Each entry should be quoted word for word, including every mark of punctuation.

▶ [Items]
* * * * * * * * *

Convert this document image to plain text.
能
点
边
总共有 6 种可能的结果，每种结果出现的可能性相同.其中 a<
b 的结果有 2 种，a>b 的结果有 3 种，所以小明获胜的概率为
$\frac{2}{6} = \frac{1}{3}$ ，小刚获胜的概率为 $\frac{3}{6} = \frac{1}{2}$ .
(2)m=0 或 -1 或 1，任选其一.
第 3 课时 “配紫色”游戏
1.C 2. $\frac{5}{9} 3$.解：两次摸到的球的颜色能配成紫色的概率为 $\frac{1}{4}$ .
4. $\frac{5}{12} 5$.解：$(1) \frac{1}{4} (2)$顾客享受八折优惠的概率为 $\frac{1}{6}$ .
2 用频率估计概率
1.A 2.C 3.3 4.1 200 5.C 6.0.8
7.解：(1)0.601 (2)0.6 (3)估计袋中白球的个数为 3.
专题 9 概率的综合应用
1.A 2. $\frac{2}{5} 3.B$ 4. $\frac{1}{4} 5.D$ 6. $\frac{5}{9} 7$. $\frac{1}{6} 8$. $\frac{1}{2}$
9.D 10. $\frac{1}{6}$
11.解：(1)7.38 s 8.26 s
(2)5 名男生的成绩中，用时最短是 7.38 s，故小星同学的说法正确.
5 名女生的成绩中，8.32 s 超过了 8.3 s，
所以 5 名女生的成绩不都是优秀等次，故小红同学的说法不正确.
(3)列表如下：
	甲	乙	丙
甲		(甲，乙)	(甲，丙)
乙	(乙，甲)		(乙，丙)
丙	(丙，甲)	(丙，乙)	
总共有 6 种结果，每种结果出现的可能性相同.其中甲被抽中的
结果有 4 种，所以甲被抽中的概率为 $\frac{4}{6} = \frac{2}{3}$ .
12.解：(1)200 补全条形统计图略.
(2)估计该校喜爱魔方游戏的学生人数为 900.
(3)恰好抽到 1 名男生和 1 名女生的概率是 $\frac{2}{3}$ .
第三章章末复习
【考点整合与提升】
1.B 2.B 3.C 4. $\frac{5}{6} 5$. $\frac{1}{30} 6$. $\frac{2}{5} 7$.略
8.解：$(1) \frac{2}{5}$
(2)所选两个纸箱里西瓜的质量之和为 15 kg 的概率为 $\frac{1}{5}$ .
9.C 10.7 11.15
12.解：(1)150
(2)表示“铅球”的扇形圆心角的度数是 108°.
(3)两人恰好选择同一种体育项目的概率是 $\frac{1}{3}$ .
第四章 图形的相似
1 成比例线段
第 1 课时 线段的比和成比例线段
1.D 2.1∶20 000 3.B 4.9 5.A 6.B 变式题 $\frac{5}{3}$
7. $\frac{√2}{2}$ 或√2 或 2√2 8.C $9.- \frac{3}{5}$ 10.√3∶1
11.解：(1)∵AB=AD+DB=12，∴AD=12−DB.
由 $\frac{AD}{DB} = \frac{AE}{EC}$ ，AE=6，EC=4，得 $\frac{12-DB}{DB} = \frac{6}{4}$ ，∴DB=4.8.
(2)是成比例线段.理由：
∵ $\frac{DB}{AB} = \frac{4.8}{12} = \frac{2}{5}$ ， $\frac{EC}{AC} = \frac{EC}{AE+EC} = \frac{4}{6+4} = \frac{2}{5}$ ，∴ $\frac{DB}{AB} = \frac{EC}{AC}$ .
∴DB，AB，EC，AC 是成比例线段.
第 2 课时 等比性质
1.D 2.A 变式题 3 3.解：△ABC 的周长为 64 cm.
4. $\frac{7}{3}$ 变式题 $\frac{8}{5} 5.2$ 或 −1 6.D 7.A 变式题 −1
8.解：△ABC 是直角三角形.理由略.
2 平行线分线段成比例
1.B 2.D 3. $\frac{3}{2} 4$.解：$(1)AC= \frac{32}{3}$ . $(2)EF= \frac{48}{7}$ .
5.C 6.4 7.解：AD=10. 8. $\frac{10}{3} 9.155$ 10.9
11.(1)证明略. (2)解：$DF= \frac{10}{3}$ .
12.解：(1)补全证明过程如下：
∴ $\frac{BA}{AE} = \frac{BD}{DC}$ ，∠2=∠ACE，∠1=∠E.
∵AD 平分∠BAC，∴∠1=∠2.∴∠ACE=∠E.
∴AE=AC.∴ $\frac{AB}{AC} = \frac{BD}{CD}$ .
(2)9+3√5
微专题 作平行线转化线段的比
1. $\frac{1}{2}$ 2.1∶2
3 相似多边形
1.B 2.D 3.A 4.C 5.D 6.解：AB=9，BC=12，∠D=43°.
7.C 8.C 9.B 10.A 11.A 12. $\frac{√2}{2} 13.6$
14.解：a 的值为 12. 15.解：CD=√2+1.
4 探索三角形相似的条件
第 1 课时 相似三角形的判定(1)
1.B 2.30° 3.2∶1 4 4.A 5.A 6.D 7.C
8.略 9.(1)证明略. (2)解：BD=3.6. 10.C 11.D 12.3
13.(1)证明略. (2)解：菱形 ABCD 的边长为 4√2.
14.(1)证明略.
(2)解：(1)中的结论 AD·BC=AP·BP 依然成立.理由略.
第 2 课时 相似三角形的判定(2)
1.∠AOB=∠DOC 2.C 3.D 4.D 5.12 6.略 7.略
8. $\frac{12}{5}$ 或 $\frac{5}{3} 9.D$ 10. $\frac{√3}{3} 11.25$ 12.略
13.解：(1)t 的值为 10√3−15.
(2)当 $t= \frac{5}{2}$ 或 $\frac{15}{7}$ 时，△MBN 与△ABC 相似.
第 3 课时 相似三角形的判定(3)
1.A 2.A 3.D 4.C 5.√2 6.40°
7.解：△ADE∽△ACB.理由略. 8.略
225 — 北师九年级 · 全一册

* * * * * * * * *

▶ [Correct result]
Convert this document image to plain text.
能
点
边
总共有 6 种可能的结果，每种结果出现的可能性相同.其中 a<
b 的结果有 2 种，a>b 的结果有 3 种，所以小明获胜的概率为
$\frac{2}{6} = \frac{1}{3}$ ，小刚获胜的概率为 $\frac{3}{6} = \frac{1}{2}$ .
(2)m=0 或 -1 或 1，任选其一.
第 3 课时 “配紫色”游戏
1.C 2. $\frac{5}{9} 3$.解：两次摸到的球的颜色能配成紫色的概率为 $\frac{1}{4}$ .
4. $\frac{5}{12} 5$.解：$(1) \frac{1}{4} (2)$顾客享受八折优惠的概率为 $\frac{1}{6}$ .
2 用频率估计概率
1.A 2.C 3.3 4.1 200 5.C 6.0.8
7.解：(1)0.601 (2)0.6 (3)估计袋中白球的个数为 3.
专题 9 概率的综合应用
1.A 2. $\frac{2}{5} 3.B$ 4. $\frac{1}{4} 5.D$ 6. $\frac{5}{9} 7$. $\frac{1}{6} 8$. $\frac{1}{2}$
9.D 10. $\frac{1}{6}$
11.解：(1)7.38 s 8.26 s
(2)5 名男生的成绩中，用时最短是 7.38 s，故小星同学的说法正确.
5 名女生的成绩中，8.32 s 超过了 8.3 s，
所以 5 名女生的成绩不都是优秀等次，故小红同学的说法不正确.
(3)列表如下：
	甲	乙	丙
甲		(甲，乙)	(甲，丙)
乙	(乙，甲)		(乙，丙)
丙	(丙，甲)	(丙，乙)	
总共有 6 种结果，每种结果出现的可能性相同.其中甲被抽中的
结果有 4 种，所以甲被抽中的概率为 $\frac{4}{6} = \frac{2}{3}$ .
12.解：(1)200 补全条形统计图略.
(2)估计该校喜爱魔方游戏的学生人数为 900.
(3)恰好抽到 1 名男生和 1 名女生的概率是 $\frac{2}{3}$ .
第三章章末复习
【考点整合与提升】
1.B 2.B 3.C 4. $\frac{5}{6} 5$. $\frac{1}{30} 6$. $\frac{2}{5} 7$.略
8.解：$(1) \frac{2}{5}$
(2)所选两个纸箱里西瓜的质量之和为 15 kg 的概率为 $\frac{1}{5}$ .
9.C 10.7 11.15
12.解：(1)150
(2)表示“铅球”的扇形圆心角的度数是 108°.
(3)两人恰好选择同一种体育项目的概率是 $\frac{1}{3}$ .
第四章 图形的相似
1 成比例线段
第 1 课时 线段的比和成比例线段
1.D 2.1∶20 000 3.B 4.9 5.A 6.B 变式题 $\frac{5}{3}$
7. $\frac{√2}{2}$ 或√2 或 2√2 8.C $9.- \frac{3}{5}$ 10.√3∶1
11.解：(1)∵AB=AD+DB=12，∴AD=12−DB.
由 $\frac{AD}{DB} = \frac{AE}{EC}$ ，AE=6，EC=4，得 $\frac{12-DB}{DB} = \frac{6}{4}$ ，∴DB=4.8.
(2)是成比例线段.理由：
∵ $\frac{DB}{AB} = \frac{4.8}{12} = \frac{2}{5}$ ， $\frac{EC}{AC} = \frac{EC}{AE+EC} = \frac{4}{6+4} = \frac{2}{5}$ ，∴ $\frac{DB}{AB} = \frac{EC}{AC}$ .
∴DB，AB，EC，AC 是成比例线段.
第 2 课时 等比性质
1.D 2.A 变式题 3 3.解：△ABC 的周长为 64 cm.
4. $\frac{7}{3}$ 变式题 $\frac{8}{5} 5.2$ 或 −1 6.D 7.A 变式题 −1
8.解：△ABC 是直角三角形.理由略.
2 平行线分线段成比例
1.B 2.D 3. $\frac{3}{2} 4$.解：$(1)AC= \frac{32}{3}$ . $(2)EF= \frac{48}{7}$ .
5.C 6.4 7.解：AD=10. 8. $\frac{10}{3} 9.155$ 10.9
11.(1)证明略. (2)解：$DF= \frac{10}{3}$ .
12.解：(1)补全证明过程如下：
∴ $\frac{BA}{AE} = \frac{BD}{DC}$ ，∠2=∠ACE，∠1=∠E.
∵AD 平分∠BAC，∴∠1=∠2.∴∠ACE=∠E.
∴AE=AC.∴ $\frac{AB}{AC} = \frac{BD}{CD}$ .
(2)9+3√5
微专题 作平行线转化线段的比
1. $\frac{1}{2}$ 2.1∶2
3 相似多边形
1.B 2.D 3.A 4.C 5.D 6.解：AB=9，BC=12，∠D=43°.
7.C 8.C 9.B 10.A 11.A 12. $\frac{√2}{2} 13.6$
14.解：a 的值为 12. 15.解：CD=√2+1.
4 探索三角形相似的条件
第 1 课时 相似三角形的判定(1)
1.B 2.30° 3.2∶1 4 4.A 5.A 6.D 7.C
8.略 9.(1)证明略. (2)解：BD=3.6. 10.C 11.D 12.3
13.(1)证明略. (2)解：菱形 ABCD 的边长为 4√2.
14.(1)证明略.
(2)解：(1)中的结论 AD·BC=AP·BP 依然成立.理由略.
第 2 课时 相似三角形的判定(2)
1.∠AOB=∠DOC 2.C 3.D 4.D 5.12 6.略 7.略
8. $\frac{12}{5}$ 或 $\frac{5}{3} 9.D$ 10. $\frac{√3}{3} 11.25$ 12.略
13.解：(1)t 的值为 10√3−15.
(2)当 $t= \frac{5}{2}$ 或 $\frac{15}{7}$ 时，△MBN 与△ABC 相似.
第 3 课时 相似三角形的判定(3)
1.A 2.A 3.D 4.C 5.√2 6.40°
7.解：△ADE∽△ACB.理由略. 8.略
225 — 北师九年级 · 全一册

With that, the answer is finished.